### Task objective
Copy every line of the listing that holds the string "uniformity".

### Data excerpts

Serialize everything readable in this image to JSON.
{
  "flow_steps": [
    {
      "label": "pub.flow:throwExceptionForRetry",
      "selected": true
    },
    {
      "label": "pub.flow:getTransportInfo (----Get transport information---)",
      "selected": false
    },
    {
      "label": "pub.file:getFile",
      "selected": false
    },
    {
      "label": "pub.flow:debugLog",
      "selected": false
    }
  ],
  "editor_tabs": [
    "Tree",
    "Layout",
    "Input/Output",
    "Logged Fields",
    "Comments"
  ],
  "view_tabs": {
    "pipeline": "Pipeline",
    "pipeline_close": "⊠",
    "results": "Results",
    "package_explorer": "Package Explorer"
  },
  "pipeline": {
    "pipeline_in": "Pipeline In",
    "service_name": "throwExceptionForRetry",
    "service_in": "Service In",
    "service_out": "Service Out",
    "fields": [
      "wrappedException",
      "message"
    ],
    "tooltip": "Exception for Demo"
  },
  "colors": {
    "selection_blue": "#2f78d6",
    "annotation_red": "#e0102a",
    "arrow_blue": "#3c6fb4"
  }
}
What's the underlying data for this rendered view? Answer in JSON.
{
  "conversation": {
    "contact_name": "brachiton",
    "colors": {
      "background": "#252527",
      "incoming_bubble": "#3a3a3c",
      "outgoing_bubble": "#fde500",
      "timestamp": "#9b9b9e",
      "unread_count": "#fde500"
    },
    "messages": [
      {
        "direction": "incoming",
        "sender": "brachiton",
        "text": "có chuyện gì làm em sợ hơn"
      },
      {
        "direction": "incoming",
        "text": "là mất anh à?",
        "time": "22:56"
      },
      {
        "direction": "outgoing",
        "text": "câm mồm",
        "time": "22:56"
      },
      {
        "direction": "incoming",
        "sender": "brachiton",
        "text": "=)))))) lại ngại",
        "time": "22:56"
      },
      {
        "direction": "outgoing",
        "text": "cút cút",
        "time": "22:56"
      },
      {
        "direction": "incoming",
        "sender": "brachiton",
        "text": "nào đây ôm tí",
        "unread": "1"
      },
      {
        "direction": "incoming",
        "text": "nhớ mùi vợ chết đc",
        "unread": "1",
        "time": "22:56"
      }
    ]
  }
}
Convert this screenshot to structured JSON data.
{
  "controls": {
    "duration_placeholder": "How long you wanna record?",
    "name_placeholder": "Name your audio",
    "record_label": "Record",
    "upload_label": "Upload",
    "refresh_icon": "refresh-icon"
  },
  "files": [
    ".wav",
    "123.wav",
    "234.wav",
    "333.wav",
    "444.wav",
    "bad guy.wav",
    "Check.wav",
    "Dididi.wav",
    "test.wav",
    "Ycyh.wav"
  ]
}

--

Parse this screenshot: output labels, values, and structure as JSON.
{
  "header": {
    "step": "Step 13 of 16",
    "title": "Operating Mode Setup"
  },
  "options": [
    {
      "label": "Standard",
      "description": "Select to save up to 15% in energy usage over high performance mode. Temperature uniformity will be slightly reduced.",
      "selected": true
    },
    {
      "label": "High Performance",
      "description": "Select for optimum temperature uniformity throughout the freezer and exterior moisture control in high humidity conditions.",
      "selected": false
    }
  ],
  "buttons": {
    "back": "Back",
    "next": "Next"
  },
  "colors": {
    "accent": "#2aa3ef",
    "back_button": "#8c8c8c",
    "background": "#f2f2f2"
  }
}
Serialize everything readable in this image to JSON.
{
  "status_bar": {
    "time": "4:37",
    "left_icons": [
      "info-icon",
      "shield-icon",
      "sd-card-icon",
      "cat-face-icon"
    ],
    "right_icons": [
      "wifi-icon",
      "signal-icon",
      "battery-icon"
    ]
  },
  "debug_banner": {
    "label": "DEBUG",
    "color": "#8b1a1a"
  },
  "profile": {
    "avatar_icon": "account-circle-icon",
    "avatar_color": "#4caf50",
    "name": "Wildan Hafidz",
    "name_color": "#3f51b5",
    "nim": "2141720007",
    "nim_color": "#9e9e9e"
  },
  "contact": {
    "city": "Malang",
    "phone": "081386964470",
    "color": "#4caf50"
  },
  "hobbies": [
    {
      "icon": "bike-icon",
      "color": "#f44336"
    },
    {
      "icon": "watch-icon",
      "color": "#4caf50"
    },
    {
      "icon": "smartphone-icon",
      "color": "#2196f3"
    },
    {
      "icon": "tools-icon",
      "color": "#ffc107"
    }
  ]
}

### Exercise result
      "description": "Select to save up to 15% in energy usage over high performance mode. Temperature uniformity will be slightly reduced.",
      "description": "Select for optimum temperature uniformity throughout the freezer and exterior moisture control in high humidity conditions.",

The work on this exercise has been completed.